● What this task involves
Scan the records below for lines with the word "everyones", then state how many you find and nothing else.

begin The data

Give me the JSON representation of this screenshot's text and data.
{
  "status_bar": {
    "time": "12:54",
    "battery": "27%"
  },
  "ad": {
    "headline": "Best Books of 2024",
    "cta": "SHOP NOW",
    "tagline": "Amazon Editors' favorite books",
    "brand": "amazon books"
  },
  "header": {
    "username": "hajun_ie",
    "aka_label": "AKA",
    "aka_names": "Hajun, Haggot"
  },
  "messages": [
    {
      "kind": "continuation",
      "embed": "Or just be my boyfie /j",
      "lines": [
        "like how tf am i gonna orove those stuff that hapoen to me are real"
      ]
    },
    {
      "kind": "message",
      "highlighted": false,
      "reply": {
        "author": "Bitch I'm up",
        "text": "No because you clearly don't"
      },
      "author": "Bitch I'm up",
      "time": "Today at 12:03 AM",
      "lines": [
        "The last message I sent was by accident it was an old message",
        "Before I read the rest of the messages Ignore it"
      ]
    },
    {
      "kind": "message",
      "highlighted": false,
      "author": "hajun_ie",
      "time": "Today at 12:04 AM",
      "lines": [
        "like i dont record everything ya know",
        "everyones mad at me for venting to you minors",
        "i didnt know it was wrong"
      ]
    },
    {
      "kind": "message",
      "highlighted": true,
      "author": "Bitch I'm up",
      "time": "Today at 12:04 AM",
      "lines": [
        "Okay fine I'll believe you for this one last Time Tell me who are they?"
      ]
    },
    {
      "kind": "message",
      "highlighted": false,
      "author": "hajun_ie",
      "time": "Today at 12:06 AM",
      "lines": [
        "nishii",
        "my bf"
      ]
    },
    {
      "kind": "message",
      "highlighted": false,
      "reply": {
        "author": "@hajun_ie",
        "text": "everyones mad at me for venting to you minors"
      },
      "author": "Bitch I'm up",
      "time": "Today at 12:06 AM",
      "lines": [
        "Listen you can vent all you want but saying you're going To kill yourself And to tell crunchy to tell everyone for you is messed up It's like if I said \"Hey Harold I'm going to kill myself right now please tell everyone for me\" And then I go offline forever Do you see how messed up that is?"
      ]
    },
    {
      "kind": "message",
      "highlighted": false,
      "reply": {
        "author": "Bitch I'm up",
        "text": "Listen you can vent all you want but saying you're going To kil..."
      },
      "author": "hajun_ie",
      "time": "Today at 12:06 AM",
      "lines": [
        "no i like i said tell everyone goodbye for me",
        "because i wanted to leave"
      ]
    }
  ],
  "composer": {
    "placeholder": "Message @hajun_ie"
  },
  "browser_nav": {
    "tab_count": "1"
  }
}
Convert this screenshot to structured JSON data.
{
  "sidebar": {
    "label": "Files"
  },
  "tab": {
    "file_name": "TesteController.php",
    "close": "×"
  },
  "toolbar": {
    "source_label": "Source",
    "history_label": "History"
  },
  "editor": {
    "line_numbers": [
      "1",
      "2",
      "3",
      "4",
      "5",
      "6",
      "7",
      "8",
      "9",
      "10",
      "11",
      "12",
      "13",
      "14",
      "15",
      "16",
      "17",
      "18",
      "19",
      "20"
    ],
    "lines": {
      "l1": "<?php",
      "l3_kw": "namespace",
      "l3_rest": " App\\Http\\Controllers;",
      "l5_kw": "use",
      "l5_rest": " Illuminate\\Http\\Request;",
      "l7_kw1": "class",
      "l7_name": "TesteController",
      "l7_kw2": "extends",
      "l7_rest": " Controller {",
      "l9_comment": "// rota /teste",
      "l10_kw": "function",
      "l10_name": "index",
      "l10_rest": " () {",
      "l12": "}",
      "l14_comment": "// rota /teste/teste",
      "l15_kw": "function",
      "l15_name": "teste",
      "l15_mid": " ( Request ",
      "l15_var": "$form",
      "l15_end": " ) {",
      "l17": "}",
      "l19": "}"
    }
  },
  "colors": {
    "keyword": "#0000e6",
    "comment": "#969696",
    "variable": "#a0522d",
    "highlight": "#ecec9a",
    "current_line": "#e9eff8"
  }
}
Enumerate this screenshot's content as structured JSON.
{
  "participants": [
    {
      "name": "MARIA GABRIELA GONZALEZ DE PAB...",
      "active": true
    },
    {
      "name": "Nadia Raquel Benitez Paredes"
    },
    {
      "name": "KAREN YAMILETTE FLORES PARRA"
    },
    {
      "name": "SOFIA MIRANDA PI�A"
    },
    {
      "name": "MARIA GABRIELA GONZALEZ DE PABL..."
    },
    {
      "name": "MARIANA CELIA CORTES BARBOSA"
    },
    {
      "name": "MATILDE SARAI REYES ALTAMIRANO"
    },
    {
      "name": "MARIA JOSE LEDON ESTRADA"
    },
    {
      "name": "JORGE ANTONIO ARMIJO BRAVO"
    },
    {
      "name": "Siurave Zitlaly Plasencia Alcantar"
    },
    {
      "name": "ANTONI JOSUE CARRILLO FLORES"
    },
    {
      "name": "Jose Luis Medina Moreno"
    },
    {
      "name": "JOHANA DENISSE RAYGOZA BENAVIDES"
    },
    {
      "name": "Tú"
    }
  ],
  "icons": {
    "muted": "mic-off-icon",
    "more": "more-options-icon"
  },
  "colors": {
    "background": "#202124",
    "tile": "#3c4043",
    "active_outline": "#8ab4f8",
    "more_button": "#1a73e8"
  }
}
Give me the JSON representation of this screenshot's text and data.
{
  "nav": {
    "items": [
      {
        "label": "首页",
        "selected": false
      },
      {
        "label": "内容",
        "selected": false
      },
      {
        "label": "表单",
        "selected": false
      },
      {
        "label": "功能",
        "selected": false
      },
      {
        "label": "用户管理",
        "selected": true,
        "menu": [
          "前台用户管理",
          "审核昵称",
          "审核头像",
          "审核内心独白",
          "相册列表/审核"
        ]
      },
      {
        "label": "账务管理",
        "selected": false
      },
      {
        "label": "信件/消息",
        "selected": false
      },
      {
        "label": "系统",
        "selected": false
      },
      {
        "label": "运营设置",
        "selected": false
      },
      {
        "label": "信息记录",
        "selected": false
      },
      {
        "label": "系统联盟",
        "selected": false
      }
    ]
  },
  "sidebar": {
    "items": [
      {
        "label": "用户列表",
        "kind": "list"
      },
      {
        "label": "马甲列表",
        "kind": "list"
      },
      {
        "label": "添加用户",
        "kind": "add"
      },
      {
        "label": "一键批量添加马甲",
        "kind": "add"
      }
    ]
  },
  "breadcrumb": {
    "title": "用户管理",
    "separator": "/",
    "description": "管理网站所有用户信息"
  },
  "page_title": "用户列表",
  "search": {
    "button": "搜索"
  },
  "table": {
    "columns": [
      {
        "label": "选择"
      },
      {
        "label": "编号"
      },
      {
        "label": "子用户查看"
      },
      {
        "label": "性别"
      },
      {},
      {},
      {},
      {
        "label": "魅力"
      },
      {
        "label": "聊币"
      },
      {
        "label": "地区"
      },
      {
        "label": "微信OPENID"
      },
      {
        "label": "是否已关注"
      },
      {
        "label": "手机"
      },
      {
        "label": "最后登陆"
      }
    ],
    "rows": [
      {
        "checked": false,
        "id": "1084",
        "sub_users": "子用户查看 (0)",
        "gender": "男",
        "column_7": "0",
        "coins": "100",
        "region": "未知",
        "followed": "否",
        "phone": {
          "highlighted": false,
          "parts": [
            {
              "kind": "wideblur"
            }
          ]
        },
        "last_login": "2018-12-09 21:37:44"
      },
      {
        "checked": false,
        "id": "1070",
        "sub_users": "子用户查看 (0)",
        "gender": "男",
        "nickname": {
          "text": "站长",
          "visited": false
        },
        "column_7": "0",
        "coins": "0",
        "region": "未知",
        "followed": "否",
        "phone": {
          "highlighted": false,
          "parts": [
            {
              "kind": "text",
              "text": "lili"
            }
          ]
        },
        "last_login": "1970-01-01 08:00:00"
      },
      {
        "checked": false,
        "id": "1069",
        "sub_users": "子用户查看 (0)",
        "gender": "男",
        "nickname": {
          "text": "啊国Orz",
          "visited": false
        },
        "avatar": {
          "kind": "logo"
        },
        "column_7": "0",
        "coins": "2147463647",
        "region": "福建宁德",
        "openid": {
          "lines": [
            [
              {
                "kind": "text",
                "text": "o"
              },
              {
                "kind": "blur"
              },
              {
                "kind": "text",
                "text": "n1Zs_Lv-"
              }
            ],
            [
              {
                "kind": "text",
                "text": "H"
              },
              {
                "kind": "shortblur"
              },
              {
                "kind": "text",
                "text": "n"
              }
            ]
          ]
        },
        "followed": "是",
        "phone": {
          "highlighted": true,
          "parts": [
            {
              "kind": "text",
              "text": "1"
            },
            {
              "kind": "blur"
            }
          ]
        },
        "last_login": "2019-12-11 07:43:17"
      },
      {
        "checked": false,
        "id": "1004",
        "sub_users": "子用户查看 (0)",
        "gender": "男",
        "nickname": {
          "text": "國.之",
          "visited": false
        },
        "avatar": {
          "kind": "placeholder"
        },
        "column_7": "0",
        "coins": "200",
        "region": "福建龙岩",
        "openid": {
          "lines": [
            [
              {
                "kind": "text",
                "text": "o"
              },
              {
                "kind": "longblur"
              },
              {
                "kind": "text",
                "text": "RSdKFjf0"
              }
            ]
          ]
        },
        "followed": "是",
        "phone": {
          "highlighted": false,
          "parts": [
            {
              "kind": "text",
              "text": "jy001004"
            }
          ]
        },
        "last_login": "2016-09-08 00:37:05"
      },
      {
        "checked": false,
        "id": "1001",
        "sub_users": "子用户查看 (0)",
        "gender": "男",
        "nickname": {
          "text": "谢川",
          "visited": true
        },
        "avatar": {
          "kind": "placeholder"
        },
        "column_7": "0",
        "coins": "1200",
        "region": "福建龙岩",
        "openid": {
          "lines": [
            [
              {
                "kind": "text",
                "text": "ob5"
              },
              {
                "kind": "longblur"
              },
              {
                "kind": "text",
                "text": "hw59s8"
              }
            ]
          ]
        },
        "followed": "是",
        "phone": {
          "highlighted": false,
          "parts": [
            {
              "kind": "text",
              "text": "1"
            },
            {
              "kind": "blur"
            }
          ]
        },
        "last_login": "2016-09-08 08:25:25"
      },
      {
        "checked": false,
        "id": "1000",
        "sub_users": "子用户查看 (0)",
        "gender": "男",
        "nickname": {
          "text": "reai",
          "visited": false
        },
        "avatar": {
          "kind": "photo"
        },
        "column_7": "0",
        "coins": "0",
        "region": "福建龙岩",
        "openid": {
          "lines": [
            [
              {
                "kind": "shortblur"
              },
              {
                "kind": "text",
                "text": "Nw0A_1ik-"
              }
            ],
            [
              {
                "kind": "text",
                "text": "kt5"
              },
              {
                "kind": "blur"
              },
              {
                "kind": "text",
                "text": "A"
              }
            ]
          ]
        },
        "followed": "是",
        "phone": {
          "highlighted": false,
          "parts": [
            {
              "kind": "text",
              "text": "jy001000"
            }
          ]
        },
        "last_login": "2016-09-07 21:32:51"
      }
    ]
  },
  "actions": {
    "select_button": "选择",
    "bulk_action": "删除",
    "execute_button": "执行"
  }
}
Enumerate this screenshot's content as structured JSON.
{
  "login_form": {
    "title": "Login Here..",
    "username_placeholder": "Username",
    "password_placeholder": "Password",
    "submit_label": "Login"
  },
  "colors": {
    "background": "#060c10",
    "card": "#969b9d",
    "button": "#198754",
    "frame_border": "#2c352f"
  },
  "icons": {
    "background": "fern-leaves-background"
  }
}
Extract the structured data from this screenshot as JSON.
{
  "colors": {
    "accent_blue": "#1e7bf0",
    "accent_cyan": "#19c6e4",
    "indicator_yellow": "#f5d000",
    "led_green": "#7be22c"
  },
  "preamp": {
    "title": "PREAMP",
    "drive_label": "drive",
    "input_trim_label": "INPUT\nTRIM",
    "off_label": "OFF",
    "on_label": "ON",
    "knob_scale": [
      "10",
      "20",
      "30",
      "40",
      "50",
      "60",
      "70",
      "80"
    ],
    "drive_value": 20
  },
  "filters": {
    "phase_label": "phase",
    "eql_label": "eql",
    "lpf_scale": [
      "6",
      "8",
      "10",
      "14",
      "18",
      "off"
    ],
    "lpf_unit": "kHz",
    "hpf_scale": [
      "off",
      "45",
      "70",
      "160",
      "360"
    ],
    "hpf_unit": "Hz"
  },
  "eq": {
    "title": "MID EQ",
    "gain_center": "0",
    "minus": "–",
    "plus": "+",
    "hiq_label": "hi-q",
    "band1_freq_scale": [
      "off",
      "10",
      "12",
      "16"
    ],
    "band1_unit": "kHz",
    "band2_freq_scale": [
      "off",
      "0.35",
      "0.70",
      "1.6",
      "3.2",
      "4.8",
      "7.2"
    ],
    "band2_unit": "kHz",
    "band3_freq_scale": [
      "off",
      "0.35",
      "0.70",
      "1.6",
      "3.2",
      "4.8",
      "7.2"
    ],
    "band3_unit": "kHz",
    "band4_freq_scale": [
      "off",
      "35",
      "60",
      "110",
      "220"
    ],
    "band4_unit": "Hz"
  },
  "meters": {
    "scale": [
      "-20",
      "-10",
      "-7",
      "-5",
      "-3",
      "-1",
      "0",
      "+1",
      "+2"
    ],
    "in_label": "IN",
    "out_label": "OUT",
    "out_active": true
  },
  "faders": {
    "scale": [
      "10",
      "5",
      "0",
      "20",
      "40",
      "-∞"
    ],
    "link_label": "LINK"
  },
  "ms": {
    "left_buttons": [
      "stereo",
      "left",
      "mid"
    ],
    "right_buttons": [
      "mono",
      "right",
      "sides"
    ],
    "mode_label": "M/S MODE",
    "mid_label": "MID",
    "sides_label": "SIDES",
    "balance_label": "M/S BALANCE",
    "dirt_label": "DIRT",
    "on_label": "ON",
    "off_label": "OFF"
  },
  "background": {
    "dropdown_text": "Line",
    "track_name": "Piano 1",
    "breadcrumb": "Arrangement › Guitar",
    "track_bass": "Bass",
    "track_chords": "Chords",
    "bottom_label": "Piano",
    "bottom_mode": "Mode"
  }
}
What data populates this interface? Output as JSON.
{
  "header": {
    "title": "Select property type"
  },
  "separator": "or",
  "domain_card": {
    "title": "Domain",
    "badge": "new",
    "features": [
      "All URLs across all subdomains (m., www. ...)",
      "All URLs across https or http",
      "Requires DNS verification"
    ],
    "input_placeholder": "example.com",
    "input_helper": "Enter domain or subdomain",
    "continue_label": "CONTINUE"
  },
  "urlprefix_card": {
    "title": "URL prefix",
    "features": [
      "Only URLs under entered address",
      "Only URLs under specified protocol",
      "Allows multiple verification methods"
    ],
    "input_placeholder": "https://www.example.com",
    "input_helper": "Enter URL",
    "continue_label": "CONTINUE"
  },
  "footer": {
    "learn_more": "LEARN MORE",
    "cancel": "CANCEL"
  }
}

end The data

● Correct output
2